Excerpt from a dataset:
-- -- --

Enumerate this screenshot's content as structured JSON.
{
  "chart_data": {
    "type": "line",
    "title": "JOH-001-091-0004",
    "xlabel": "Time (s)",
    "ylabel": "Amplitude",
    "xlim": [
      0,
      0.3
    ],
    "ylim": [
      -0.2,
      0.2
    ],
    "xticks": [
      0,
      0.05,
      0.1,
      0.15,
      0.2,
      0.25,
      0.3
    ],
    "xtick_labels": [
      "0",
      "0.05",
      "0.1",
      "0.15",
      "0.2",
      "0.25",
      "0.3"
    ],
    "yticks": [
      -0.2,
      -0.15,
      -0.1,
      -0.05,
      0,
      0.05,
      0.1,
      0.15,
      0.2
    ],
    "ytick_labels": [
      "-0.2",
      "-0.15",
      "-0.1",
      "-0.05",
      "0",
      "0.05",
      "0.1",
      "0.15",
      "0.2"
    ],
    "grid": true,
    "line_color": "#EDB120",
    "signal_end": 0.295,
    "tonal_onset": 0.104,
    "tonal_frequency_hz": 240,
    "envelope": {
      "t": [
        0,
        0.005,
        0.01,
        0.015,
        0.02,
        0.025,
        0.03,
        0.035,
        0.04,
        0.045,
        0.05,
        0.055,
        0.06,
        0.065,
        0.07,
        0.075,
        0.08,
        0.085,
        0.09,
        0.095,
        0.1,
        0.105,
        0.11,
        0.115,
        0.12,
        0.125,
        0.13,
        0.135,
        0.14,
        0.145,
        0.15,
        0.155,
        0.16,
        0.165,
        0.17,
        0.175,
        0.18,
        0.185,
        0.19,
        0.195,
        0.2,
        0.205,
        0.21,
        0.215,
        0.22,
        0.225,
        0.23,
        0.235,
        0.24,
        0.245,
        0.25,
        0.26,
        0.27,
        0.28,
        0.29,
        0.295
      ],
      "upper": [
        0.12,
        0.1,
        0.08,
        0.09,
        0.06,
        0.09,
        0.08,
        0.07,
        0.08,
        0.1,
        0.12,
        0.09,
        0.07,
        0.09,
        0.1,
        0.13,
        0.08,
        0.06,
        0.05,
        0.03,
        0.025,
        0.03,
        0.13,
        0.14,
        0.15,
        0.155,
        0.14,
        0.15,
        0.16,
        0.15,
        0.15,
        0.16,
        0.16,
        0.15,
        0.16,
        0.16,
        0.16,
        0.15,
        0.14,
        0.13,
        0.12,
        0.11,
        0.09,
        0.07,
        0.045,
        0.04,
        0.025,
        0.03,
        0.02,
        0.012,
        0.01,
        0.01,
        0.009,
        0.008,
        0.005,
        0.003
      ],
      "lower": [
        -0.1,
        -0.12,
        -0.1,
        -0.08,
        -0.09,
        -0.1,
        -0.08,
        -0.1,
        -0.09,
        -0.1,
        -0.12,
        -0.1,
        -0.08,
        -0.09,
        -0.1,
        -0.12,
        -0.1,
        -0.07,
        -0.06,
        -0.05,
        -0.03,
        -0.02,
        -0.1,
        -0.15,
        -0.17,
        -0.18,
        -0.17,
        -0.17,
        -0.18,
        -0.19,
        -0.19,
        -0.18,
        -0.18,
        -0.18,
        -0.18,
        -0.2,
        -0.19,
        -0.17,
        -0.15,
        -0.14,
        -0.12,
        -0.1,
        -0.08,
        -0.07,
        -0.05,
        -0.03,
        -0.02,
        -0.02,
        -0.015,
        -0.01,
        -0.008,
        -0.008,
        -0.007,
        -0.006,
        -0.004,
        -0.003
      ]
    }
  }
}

-- -- --

→ Given problem:
Restate the whole listing exactly, leaving out nothing.

→ The completed task:
Enumerate this screenshot's content as structured JSON.
{
  "chart_data": {
    "type": "line",
    "title": "JOH-001-091-0004",
    "xlabel": "Time (s)",
    "ylabel": "Amplitude",
    "xlim": [
      0,
      0.3
    ],
    "ylim": [
      -0.2,
      0.2
    ],
    "xticks": [
      0,
      0.05,
      0.1,
      0.15,
      0.2,
      0.25,
      0.3
    ],
    "xtick_labels": [
      "0",
      "0.05",
      "0.1",
      "0.15",
      "0.2",
      "0.25",
      "0.3"
    ],
    "yticks": [
      -0.2,
      -0.15,
      -0.1,
      -0.05,
      0,
      0.05,
      0.1,
      0.15,
      0.2
    ],
    "ytick_labels": [
      "-0.2",
      "-0.15",
      "-0.1",
      "-0.05",
      "0",
      "0.05",
      "0.1",
      "0.15",
      "0.2"
    ],
    "grid": true,
    "line_color": "#EDB120",
    "signal_end": 0.295,
    "tonal_onset": 0.104,
    "tonal_frequency_hz": 240,
    "envelope": {
      "t": [
        0,
        0.005,
        0.01,
        0.015,
        0.02,
        0.025,
        0.03,
        0.035,
        0.04,
        0.045,
        0.05,
        0.055,
        0.06,
        0.065,
        0.07,
        0.075,
        0.08,
        0.085,
        0.09,
        0.095,
        0.1,
        0.105,
        0.11,
        0.115,
        0.12,
        0.125,
        0.13,
        0.135,
        0.14,
        0.145,
        0.15,
        0.155,
        0.16,
        0.165,
        0.17,
        0.175,
        0.18,
        0.185,
        0.19,
        0.195,
        0.2,
        0.205,
        0.21,
        0.215,
        0.22,
        0.225,
        0.23,
        0.235,
        0.24,
        0.245,
        0.25,
        0.26,
        0.27,
        0.28,
        0.29,
        0.295
      ],
      "upper": [
        0.12,
        0.1,
        0.08,
        0.09,
        0.06,
        0.09,
        0.08,
        0.07,
        0.08,
        0.1,
        0.12,
        0.09,
        0.07,
        0.09,
        0.1,
        0.13,
        0.08,
        0.06,
        0.05,
        0.03,
        0.025,
        0.03,
        0.13,
        0.14,
        0.15,
        0.155,
        0.14,
        0.15,
        0.16,
        0.15,
        0.15,
        0.16,
        0.16,
        0.15,
        0.16,
        0.16,
        0.16,
        0.15,
        0.14,
        0.13,
        0.12,
        0.11,
        0.09,
        0.07,
        0.045,
        0.04,
        0.025,
        0.03,
        0.02,
        0.012,
        0.01,
        0.01,
        0.009,
        0.008,
        0.005,
        0.003
      ],
      "lower": [
        -0.1,
        -0.12,
        -0.1,
        -0.08,
        -0.09,
        -0.1,
        -0.08,
        -0.1,
        -0.09,
        -0.1,
        -0.12,
        -0.1,
        -0.08,
        -0.09,
        -0.1,
        -0.12,
        -0.1,
        -0.07,
        -0.06,
        -0.05,
        -0.03,
        -0.02,
        -0.1,
        -0.15,
        -0.17,
        -0.18,
        -0.17,
        -0.17,
        -0.18,
        -0.19,
        -0.19,
        -0.18,
        -0.18,
        -0.18,
        -0.18,
        -0.2,
        -0.19,
        -0.17,
        -0.15,
        -0.14,
        -0.12,
        -0.1,
        -0.08,
        -0.07,
        -0.05,
        -0.03,
        -0.02,
        -0.02,
        -0.015,
        -0.01,
        -0.008,
        -0.008,
        -0.007,
        -0.006,
        -0.004,
        -0.003
      ]
    }
  }
}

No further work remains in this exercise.